What you need to do » Find every line below that contains the word "should" and copy it out.

Data supplied »
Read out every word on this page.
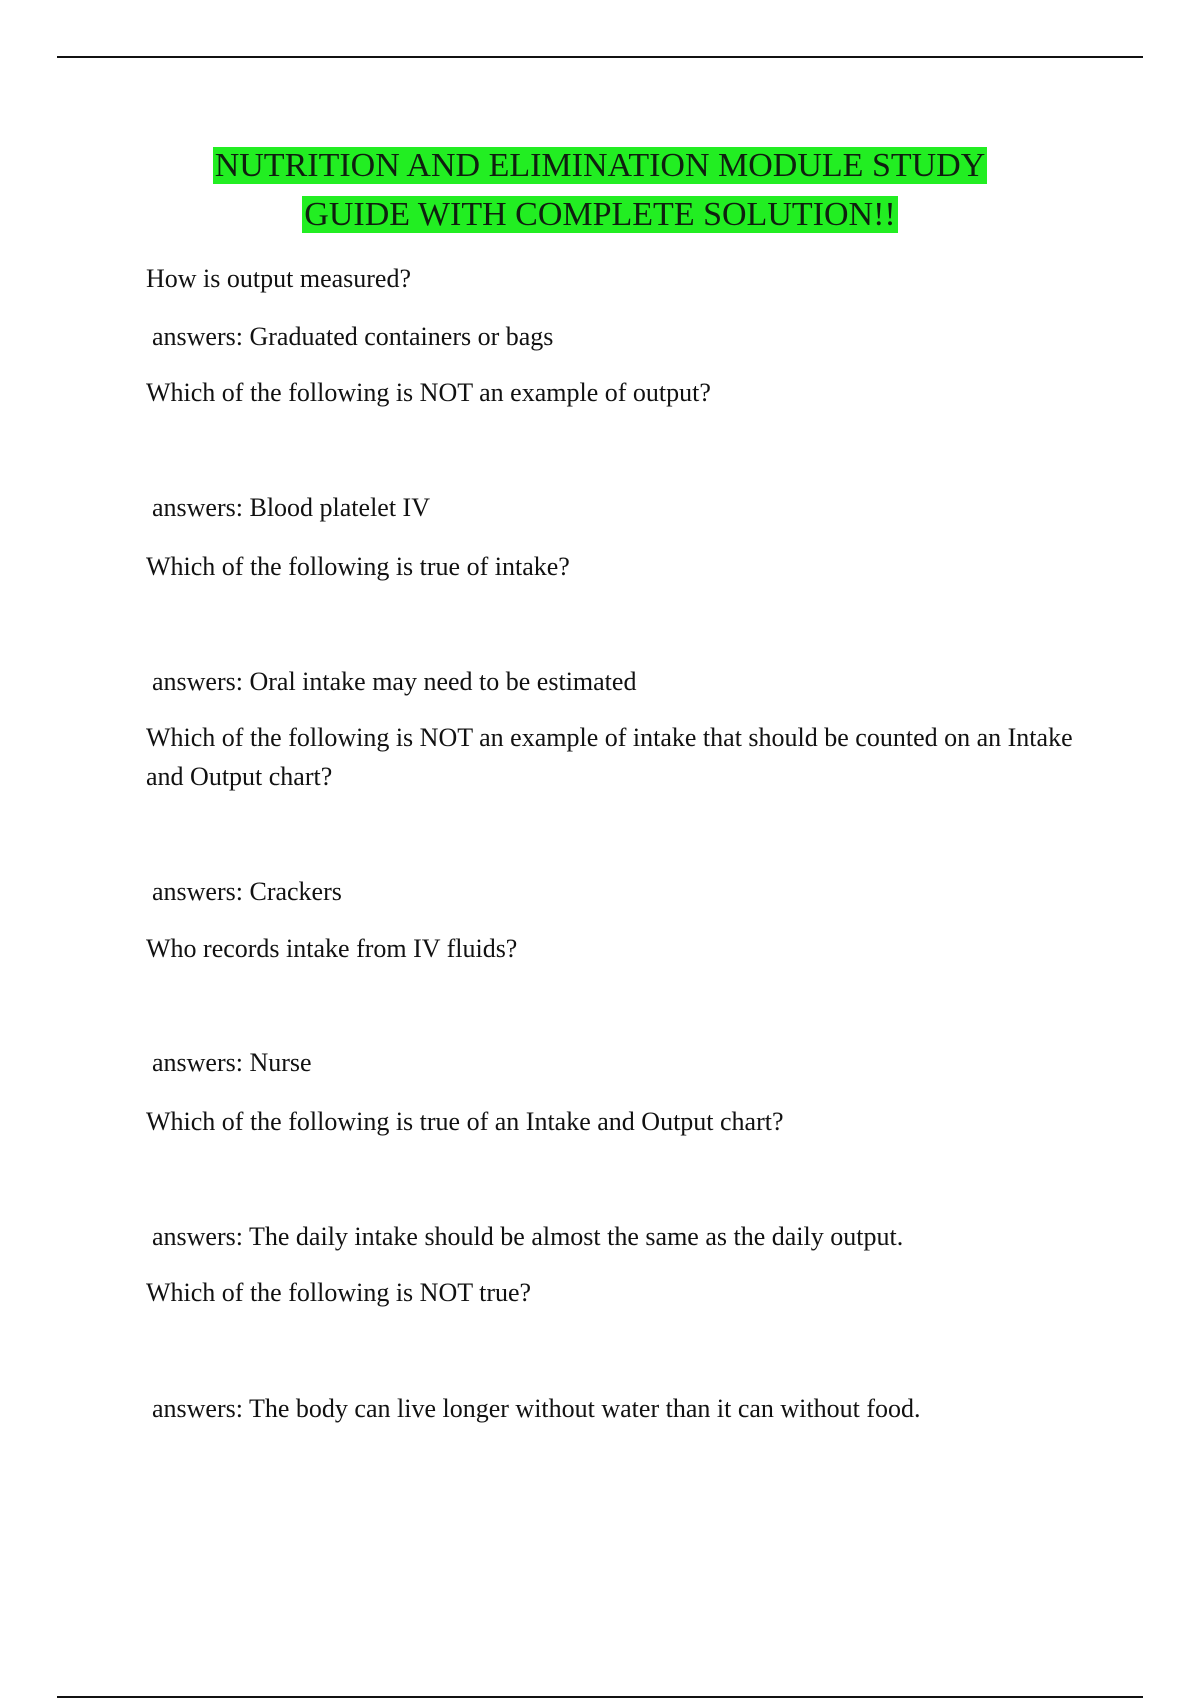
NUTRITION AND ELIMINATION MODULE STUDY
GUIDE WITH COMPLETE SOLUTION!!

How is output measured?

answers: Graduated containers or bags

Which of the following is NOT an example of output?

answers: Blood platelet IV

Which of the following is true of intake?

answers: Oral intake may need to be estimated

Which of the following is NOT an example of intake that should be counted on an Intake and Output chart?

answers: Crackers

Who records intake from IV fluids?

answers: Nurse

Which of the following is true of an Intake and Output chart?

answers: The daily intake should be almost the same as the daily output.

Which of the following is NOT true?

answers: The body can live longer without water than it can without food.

* * *

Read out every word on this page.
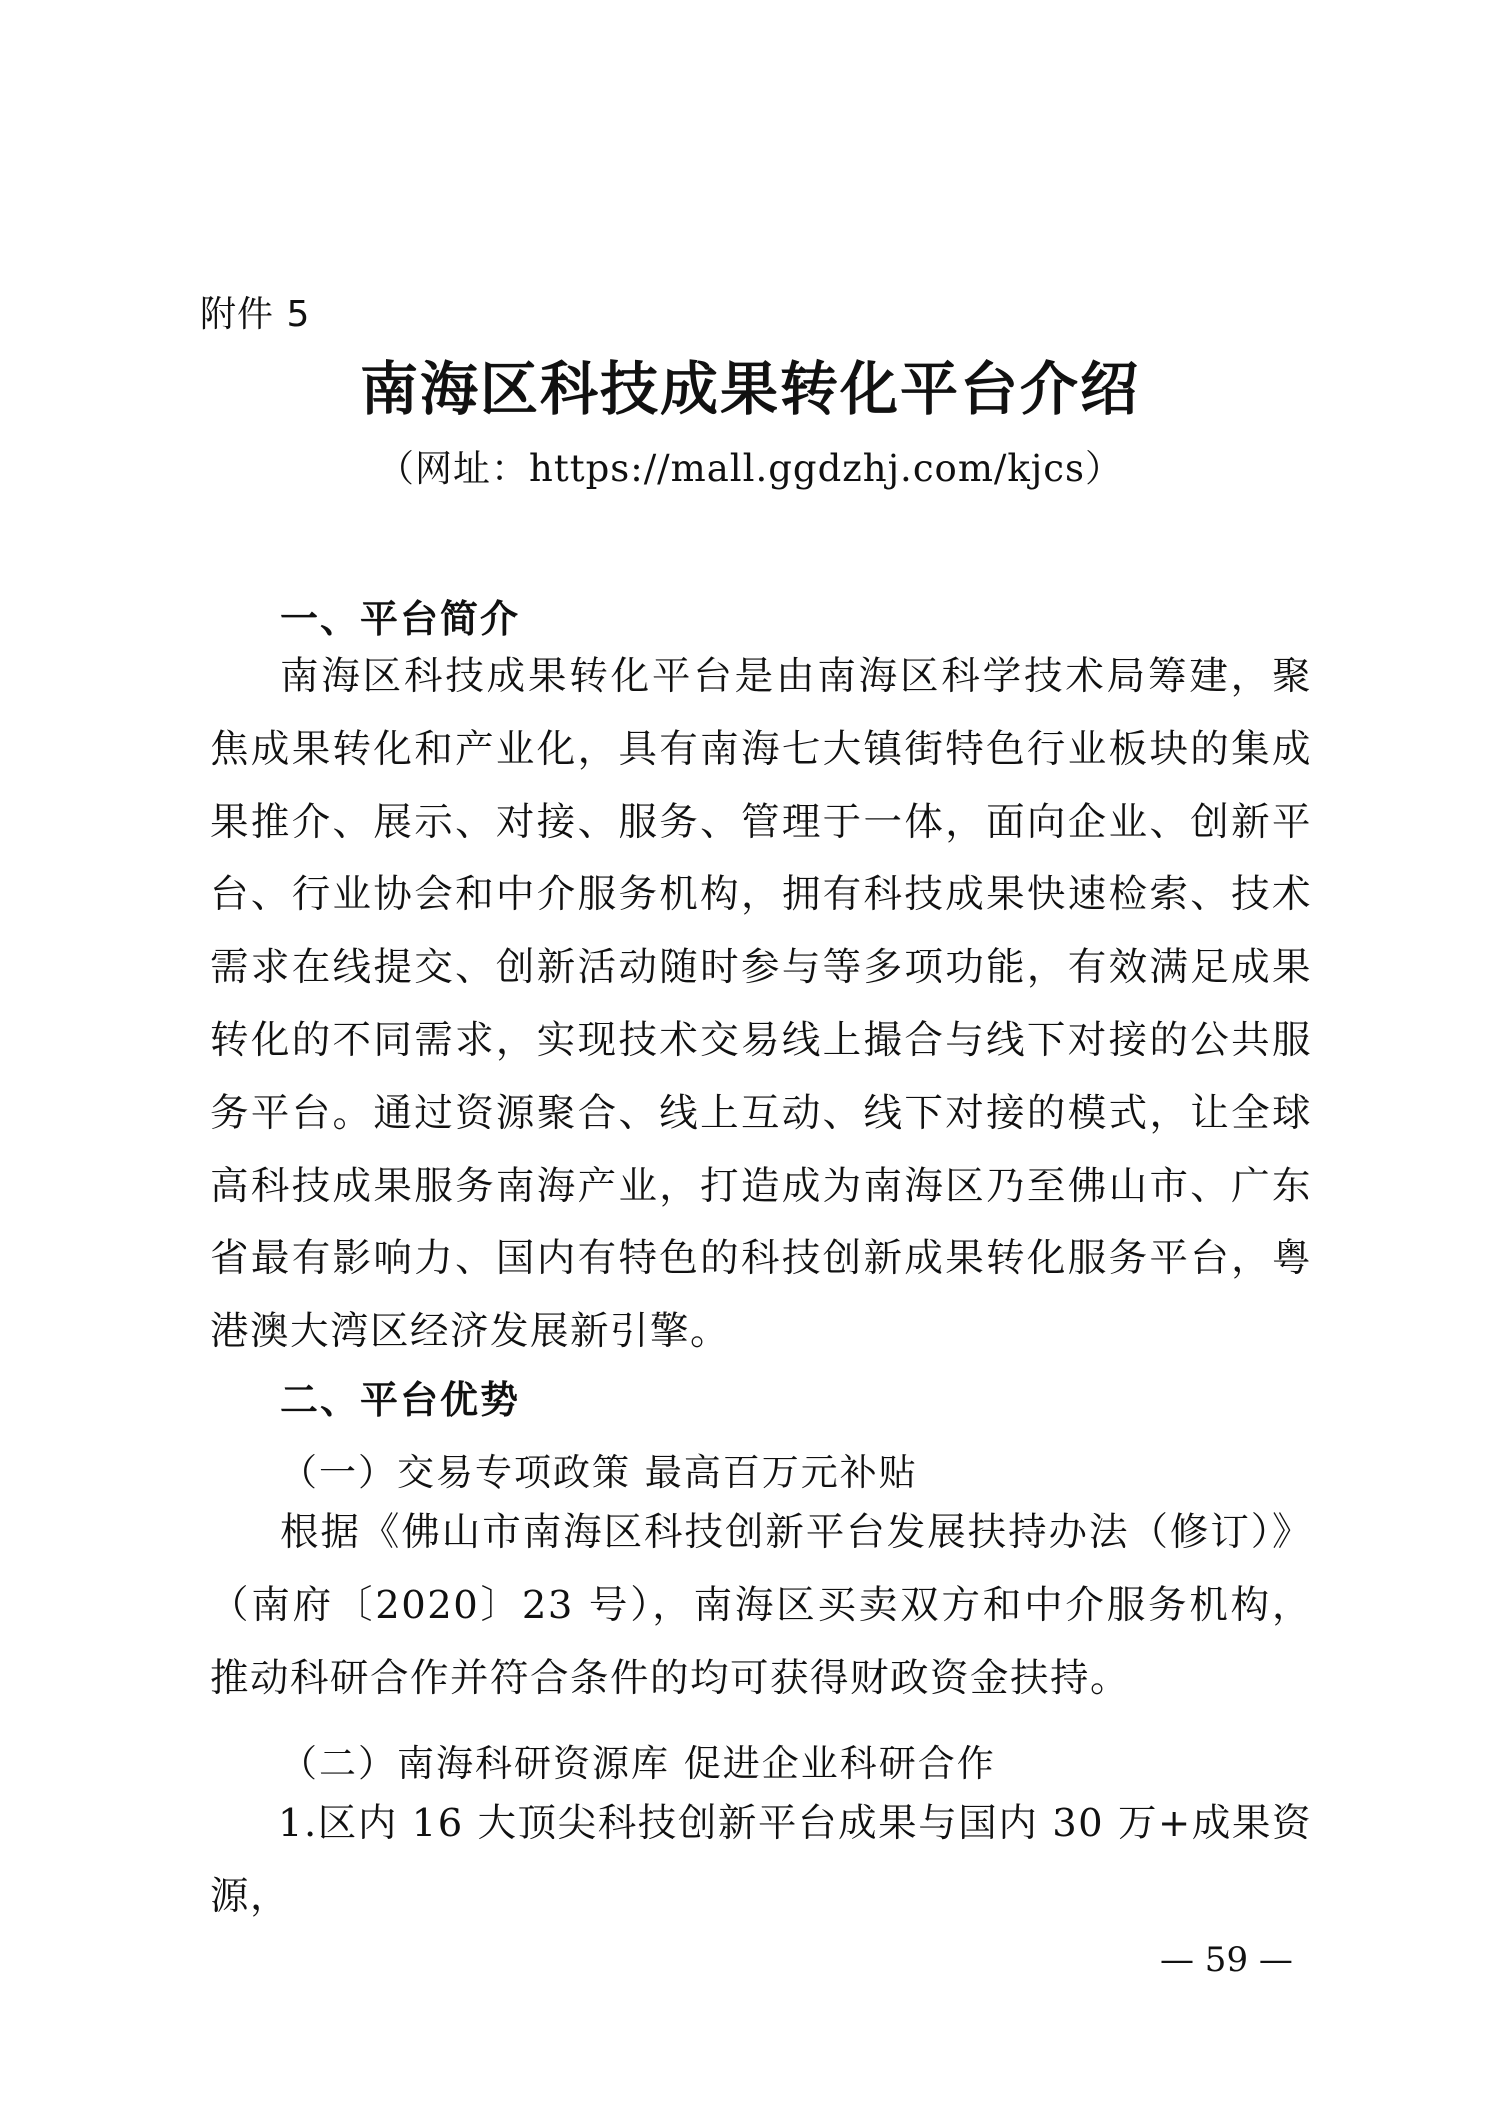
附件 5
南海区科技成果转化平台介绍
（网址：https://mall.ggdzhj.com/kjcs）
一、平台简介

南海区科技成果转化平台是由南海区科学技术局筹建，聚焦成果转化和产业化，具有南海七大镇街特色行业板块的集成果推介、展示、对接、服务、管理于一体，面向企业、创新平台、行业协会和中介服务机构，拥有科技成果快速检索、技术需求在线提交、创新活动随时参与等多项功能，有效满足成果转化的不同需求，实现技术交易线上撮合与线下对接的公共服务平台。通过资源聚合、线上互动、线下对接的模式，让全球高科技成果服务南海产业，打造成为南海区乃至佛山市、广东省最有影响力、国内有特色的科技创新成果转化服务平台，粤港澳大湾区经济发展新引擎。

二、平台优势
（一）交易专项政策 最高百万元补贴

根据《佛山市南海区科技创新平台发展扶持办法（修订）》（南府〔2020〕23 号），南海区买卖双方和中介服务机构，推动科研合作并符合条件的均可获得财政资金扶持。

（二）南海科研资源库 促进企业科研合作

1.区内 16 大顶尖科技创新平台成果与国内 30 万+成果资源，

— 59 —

Result »
Which of the following is NOT an example of intake that should be counted on an Intake and Output chart?
answers: The daily intake should be almost the same as the daily output.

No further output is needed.